Copy the following material word for word, leaving out the pictures.

◆ ◆ ◆ ◆ ◆ ◆ ◆

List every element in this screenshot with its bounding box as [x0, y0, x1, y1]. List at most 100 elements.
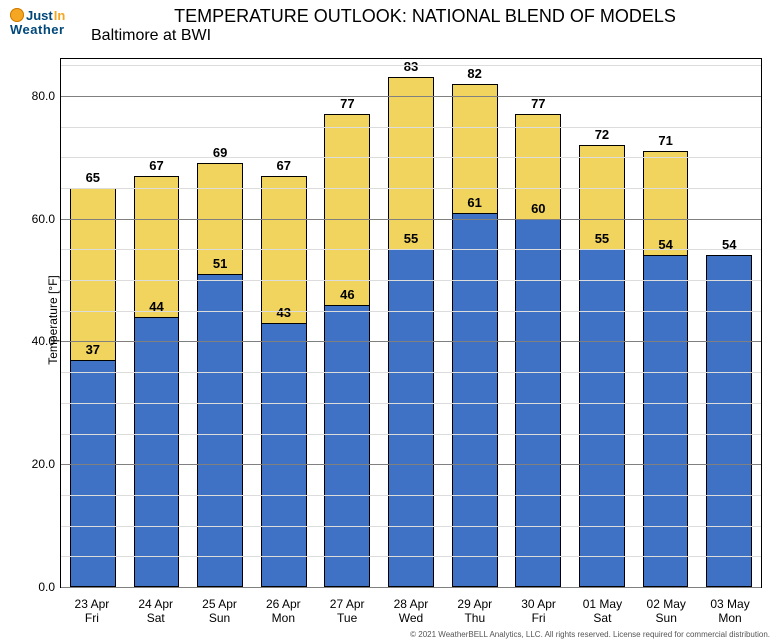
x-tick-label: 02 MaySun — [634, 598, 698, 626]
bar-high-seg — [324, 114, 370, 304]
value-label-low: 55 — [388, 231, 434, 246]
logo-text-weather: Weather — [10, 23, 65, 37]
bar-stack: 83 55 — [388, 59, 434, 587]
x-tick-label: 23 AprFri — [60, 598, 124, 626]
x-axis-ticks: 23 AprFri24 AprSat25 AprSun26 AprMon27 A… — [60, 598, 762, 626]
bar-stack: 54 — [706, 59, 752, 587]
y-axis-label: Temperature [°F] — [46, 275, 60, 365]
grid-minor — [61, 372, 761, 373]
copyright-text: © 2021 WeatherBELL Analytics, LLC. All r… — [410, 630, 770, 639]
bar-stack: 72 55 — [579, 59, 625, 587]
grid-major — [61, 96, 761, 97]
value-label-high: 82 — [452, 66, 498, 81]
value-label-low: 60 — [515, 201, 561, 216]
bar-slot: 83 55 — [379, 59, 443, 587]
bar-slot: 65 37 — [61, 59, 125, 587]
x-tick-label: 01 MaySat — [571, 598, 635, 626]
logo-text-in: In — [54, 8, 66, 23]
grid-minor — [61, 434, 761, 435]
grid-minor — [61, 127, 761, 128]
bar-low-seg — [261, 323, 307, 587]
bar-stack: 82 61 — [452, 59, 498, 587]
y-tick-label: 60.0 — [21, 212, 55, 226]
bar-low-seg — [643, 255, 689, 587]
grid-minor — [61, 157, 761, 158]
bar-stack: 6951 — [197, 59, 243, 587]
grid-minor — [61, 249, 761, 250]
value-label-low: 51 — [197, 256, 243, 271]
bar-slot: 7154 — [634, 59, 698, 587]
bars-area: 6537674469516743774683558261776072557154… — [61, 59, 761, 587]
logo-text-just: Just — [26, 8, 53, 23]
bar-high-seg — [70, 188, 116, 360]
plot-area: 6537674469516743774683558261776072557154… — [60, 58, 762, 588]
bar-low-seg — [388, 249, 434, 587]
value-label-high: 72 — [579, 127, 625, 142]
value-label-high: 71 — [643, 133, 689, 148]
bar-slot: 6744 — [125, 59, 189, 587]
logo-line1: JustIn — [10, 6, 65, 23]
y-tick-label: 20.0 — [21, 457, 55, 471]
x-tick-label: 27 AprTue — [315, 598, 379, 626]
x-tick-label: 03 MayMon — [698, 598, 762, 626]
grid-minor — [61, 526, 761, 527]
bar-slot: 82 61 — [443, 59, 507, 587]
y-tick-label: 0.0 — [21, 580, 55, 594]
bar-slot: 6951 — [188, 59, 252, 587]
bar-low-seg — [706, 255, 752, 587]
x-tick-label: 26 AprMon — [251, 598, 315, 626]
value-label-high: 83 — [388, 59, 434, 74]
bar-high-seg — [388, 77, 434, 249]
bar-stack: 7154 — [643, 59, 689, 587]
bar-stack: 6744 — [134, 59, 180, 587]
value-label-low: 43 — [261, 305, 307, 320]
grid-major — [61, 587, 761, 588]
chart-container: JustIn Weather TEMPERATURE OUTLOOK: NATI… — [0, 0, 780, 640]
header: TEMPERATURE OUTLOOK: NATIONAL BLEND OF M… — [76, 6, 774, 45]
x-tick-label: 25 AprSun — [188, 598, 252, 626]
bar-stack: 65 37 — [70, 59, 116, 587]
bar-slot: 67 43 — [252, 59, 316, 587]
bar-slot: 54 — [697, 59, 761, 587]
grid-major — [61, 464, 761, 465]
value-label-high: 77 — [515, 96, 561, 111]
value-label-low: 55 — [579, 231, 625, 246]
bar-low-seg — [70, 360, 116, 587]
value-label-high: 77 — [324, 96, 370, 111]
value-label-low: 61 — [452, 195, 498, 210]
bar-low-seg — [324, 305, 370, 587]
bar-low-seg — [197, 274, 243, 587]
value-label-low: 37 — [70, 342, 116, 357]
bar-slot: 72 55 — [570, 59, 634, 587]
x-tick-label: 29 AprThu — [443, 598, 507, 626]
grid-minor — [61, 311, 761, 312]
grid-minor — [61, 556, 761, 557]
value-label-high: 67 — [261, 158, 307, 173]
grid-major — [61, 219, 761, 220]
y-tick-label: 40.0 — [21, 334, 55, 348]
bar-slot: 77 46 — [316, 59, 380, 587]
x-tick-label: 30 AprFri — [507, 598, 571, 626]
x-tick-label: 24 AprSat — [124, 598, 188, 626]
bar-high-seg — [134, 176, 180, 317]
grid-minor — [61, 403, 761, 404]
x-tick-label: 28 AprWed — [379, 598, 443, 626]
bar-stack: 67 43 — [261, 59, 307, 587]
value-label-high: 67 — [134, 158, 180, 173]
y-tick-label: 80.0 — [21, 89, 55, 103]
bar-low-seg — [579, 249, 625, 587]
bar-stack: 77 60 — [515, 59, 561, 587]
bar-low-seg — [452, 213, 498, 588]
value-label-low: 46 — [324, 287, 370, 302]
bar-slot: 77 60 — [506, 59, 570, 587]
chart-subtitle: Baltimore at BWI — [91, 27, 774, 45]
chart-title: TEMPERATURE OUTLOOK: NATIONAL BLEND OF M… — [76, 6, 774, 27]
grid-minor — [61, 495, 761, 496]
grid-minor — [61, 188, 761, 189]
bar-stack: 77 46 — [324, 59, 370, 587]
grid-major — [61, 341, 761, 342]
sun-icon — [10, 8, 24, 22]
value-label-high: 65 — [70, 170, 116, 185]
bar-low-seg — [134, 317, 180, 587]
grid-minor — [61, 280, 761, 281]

◆ ◆ ◆ ◆ ◆ ◆ ◆

- _Response to the exercise_:
List every element in this screenshot with its bounding box as [x0, y0, x1, y1]. List at most 100 elements.
x-tick-label: 02 MaySun — [634, 598, 698, 626]
bar-high-seg — [324, 114, 370, 304]
value-label-low: 55 — [388, 231, 434, 246]
logo-text-weather: Weather — [10, 23, 65, 37]
bar-stack: 83 55 — [388, 59, 434, 587]
x-tick-label: 23 AprFri — [60, 598, 124, 626]
x-axis-ticks: 23 AprFri24 AprSat25 AprSun26 AprMon27 A… — [60, 598, 762, 626]
bar-stack: 54 — [706, 59, 752, 587]
y-axis-label: Temperature [°F] — [46, 275, 60, 365]
grid-minor — [61, 372, 761, 373]
copyright-text: © 2021 WeatherBELL Analytics, LLC. All r… — [410, 630, 770, 639]
bar-stack: 72 55 — [579, 59, 625, 587]
grid-major — [61, 96, 761, 97]
value-label-high: 82 — [452, 66, 498, 81]
value-label-low: 60 — [515, 201, 561, 216]
bar-slot: 83 55 — [379, 59, 443, 587]
bar-slot: 65 37 — [61, 59, 125, 587]
x-tick-label: 01 MaySat — [571, 598, 635, 626]
logo-text-in: In — [54, 8, 66, 23]
grid-minor — [61, 434, 761, 435]
grid-minor — [61, 127, 761, 128]
bar-low-seg — [261, 323, 307, 587]
bar-stack: 82 61 — [452, 59, 498, 587]
y-tick-label: 60.0 — [21, 212, 55, 226]
bar-low-seg — [643, 255, 689, 587]
grid-minor — [61, 157, 761, 158]
bar-stack: 6951 — [197, 59, 243, 587]
grid-minor — [61, 249, 761, 250]
value-label-low: 51 — [197, 256, 243, 271]
bar-slot: 7154 — [634, 59, 698, 587]
bars-area: 6537674469516743774683558261776072557154… — [61, 59, 761, 587]
logo-text-just: Just — [26, 8, 53, 23]
bar-high-seg — [70, 188, 116, 360]
plot-area: 6537674469516743774683558261776072557154… — [60, 58, 762, 588]
bar-low-seg — [388, 249, 434, 587]
value-label-high: 72 — [579, 127, 625, 142]
value-label-high: 71 — [643, 133, 689, 148]
bar-slot: 6744 — [125, 59, 189, 587]
logo-line1: JustIn — [10, 6, 65, 23]
y-tick-label: 20.0 — [21, 457, 55, 471]
x-tick-label: 27 AprTue — [315, 598, 379, 626]
x-tick-label: 03 MayMon — [698, 598, 762, 626]
grid-minor — [61, 526, 761, 527]
bar-slot: 82 61 — [443, 59, 507, 587]
y-tick-label: 0.0 — [21, 580, 55, 594]
bar-slot: 6951 — [188, 59, 252, 587]
bar-low-seg — [706, 255, 752, 587]
x-tick-label: 26 AprMon — [251, 598, 315, 626]
value-label-high: 83 — [388, 59, 434, 74]
bar-high-seg — [388, 77, 434, 249]
bar-stack: 7154 — [643, 59, 689, 587]
bar-stack: 6744 — [134, 59, 180, 587]
value-label-low: 43 — [261, 305, 307, 320]
grid-major — [61, 587, 761, 588]
chart-container: JustIn Weather TEMPERATURE OUTLOOK: NATI… — [0, 0, 780, 640]
header: TEMPERATURE OUTLOOK: NATIONAL BLEND OF M… — [76, 6, 774, 45]
x-tick-label: 25 AprSun — [188, 598, 252, 626]
bar-stack: 65 37 — [70, 59, 116, 587]
bar-slot: 67 43 — [252, 59, 316, 587]
bar-slot: 54 — [697, 59, 761, 587]
grid-major — [61, 464, 761, 465]
value-label-high: 77 — [515, 96, 561, 111]
value-label-low: 55 — [579, 231, 625, 246]
bar-low-seg — [70, 360, 116, 587]
value-label-high: 77 — [324, 96, 370, 111]
value-label-low: 61 — [452, 195, 498, 210]
bar-low-seg — [324, 305, 370, 587]
bar-low-seg — [197, 274, 243, 587]
value-label-low: 37 — [70, 342, 116, 357]
bar-slot: 72 55 — [570, 59, 634, 587]
x-tick-label: 29 AprThu — [443, 598, 507, 626]
grid-minor — [61, 311, 761, 312]
grid-minor — [61, 556, 761, 557]
value-label-high: 67 — [261, 158, 307, 173]
grid-major — [61, 219, 761, 220]
y-tick-label: 40.0 — [21, 334, 55, 348]
bar-slot: 77 46 — [316, 59, 380, 587]
x-tick-label: 30 AprFri — [507, 598, 571, 626]
x-tick-label: 24 AprSat — [124, 598, 188, 626]
bar-high-seg — [134, 176, 180, 317]
grid-minor — [61, 403, 761, 404]
x-tick-label: 28 AprWed — [379, 598, 443, 626]
bar-stack: 67 43 — [261, 59, 307, 587]
value-label-high: 67 — [134, 158, 180, 173]
y-tick-label: 80.0 — [21, 89, 55, 103]
bar-low-seg — [579, 249, 625, 587]
bar-stack: 77 60 — [515, 59, 561, 587]
bar-low-seg — [452, 213, 498, 588]
value-label-low: 46 — [324, 287, 370, 302]
bar-slot: 77 60 — [506, 59, 570, 587]
chart-subtitle: Baltimore at BWI — [91, 27, 774, 45]
chart-title: TEMPERATURE OUTLOOK: NATIONAL BLEND OF M… — [76, 6, 774, 27]
grid-minor — [61, 495, 761, 496]
grid-minor — [61, 188, 761, 189]
bar-stack: 77 46 — [324, 59, 370, 587]
grid-major — [61, 341, 761, 342]
sun-icon — [10, 8, 24, 22]
value-label-high: 65 — [70, 170, 116, 185]
bar-low-seg — [134, 317, 180, 587]
grid-minor — [61, 280, 761, 281]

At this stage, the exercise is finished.